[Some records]
• • • •

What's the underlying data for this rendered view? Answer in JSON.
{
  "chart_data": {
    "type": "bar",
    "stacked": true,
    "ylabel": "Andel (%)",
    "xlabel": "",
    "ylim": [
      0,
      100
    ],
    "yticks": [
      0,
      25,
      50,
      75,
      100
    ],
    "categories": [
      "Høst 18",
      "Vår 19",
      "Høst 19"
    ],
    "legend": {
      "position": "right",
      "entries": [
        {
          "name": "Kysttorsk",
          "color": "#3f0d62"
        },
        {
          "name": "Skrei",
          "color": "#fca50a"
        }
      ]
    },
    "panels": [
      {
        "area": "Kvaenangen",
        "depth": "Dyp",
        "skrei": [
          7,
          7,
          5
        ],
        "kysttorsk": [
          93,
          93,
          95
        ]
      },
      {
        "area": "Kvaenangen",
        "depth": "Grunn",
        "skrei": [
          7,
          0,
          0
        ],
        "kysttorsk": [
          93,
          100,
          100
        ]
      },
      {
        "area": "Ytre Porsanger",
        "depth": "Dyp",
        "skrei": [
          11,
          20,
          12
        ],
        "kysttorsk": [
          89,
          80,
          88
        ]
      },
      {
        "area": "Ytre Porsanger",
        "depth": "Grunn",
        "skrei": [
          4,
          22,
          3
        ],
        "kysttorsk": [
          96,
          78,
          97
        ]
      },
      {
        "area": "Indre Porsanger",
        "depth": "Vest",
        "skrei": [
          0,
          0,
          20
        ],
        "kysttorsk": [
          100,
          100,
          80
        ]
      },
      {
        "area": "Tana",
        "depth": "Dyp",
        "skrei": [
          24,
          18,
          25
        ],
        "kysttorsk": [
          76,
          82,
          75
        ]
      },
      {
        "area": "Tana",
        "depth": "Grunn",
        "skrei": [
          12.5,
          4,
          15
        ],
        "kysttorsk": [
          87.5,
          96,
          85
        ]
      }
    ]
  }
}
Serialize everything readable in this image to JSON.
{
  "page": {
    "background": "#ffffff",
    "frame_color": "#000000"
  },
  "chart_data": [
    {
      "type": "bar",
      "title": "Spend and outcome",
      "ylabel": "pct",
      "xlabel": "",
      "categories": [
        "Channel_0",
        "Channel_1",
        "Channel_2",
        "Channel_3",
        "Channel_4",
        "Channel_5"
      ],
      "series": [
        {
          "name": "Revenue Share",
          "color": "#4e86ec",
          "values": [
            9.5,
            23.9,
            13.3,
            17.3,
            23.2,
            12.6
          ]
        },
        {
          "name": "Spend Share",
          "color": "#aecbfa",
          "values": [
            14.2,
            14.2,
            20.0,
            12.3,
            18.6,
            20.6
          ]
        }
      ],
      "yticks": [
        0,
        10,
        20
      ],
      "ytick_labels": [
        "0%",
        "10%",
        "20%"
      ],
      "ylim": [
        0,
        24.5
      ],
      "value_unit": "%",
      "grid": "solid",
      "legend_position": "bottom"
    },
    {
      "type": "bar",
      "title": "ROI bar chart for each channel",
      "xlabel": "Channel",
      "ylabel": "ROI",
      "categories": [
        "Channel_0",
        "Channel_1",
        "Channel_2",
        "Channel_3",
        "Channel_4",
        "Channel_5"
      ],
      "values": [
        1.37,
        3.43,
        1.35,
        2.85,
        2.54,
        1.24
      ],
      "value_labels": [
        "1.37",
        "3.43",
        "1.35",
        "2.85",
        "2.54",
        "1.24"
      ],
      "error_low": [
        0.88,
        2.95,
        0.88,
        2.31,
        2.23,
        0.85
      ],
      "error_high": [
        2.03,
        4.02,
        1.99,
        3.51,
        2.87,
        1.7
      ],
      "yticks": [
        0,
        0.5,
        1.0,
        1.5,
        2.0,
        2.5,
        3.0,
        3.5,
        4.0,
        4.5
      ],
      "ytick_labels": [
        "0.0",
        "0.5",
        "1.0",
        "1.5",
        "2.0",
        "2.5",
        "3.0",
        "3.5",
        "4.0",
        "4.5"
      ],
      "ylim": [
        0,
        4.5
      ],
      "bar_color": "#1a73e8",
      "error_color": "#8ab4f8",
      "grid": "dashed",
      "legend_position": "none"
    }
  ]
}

• • • •

> **Problem to solve**: Return the entries above exactly, each one complete.

> **Complete response**:
What's the underlying data for this rendered view? Answer in JSON.
{
  "chart_data": {
    "type": "bar",
    "stacked": true,
    "ylabel": "Andel (%)",
    "xlabel": "",
    "ylim": [
      0,
      100
    ],
    "yticks": [
      0,
      25,
      50,
      75,
      100
    ],
    "categories": [
      "Høst 18",
      "Vår 19",
      "Høst 19"
    ],
    "legend": {
      "position": "right",
      "entries": [
        {
          "name": "Kysttorsk",
          "color": "#3f0d62"
        },
        {
          "name": "Skrei",
          "color": "#fca50a"
        }
      ]
    },
    "panels": [
      {
        "area": "Kvaenangen",
        "depth": "Dyp",
        "skrei": [
          7,
          7,
          5
        ],
        "kysttorsk": [
          93,
          93,
          95
        ]
      },
      {
        "area": "Kvaenangen",
        "depth": "Grunn",
        "skrei": [
          7,
          0,
          0
        ],
        "kysttorsk": [
          93,
          100,
          100
        ]
      },
      {
        "area": "Ytre Porsanger",
        "depth": "Dyp",
        "skrei": [
          11,
          20,
          12
        ],
        "kysttorsk": [
          89,
          80,
          88
        ]
      },
      {
        "area": "Ytre Porsanger",
        "depth": "Grunn",
        "skrei": [
          4,
          22,
          3
        ],
        "kysttorsk": [
          96,
          78,
          97
        ]
      },
      {
        "area": "Indre Porsanger",
        "depth": "Vest",
        "skrei": [
          0,
          0,
          20
        ],
        "kysttorsk": [
          100,
          100,
          80
        ]
      },
      {
        "area": "Tana",
        "depth": "Dyp",
        "skrei": [
          24,
          18,
          25
        ],
        "kysttorsk": [
          76,
          82,
          75
        ]
      },
      {
        "area": "Tana",
        "depth": "Grunn",
        "skrei": [
          12.5,
          4,
          15
        ],
        "kysttorsk": [
          87.5,
          96,
          85
        ]
      }
    ]
  }
}
Serialize everything readable in this image to JSON.
{
  "page": {
    "background": "#ffffff",
    "frame_color": "#000000"
  },
  "chart_data": [
    {
      "type": "bar",
      "title": "Spend and outcome",
      "ylabel": "pct",
      "xlabel": "",
      "categories": [
        "Channel_0",
        "Channel_1",
        "Channel_2",
        "Channel_3",
        "Channel_4",
        "Channel_5"
      ],
      "series": [
        {
          "name": "Revenue Share",
          "color": "#4e86ec",
          "values": [
            9.5,
            23.9,
            13.3,
            17.3,
            23.2,
            12.6
          ]
        },
        {
          "name": "Spend Share",
          "color": "#aecbfa",
          "values": [
            14.2,
            14.2,
            20.0,
            12.3,
            18.6,
            20.6
          ]
        }
      ],
      "yticks": [
        0,
        10,
        20
      ],
      "ytick_labels": [
        "0%",
        "10%",
        "20%"
      ],
      "ylim": [
        0,
        24.5
      ],
      "value_unit": "%",
      "grid": "solid",
      "legend_position": "bottom"
    },
    {
      "type": "bar",
      "title": "ROI bar chart for each channel",
      "xlabel": "Channel",
      "ylabel": "ROI",
      "categories": [
        "Channel_0",
        "Channel_1",
        "Channel_2",
        "Channel_3",
        "Channel_4",
        "Channel_5"
      ],
      "values": [
        1.37,
        3.43,
        1.35,
        2.85,
        2.54,
        1.24
      ],
      "value_labels": [
        "1.37",
        "3.43",
        "1.35",
        "2.85",
        "2.54",
        "1.24"
      ],
      "error_low": [
        0.88,
        2.95,
        0.88,
        2.31,
        2.23,
        0.85
      ],
      "error_high": [
        2.03,
        4.02,
        1.99,
        3.51,
        2.87,
        1.7
      ],
      "yticks": [
        0,
        0.5,
        1.0,
        1.5,
        2.0,
        2.5,
        3.0,
        3.5,
        4.0,
        4.5
      ],
      "ytick_labels": [
        "0.0",
        "0.5",
        "1.0",
        "1.5",
        "2.0",
        "2.5",
        "3.0",
        "3.5",
        "4.0",
        "4.5"
      ],
      "ylim": [
        0,
        4.5
      ],
      "bar_color": "#1a73e8",
      "error_color": "#8ab4f8",
      "grid": "dashed",
      "legend_position": "none"
    }
  ]
}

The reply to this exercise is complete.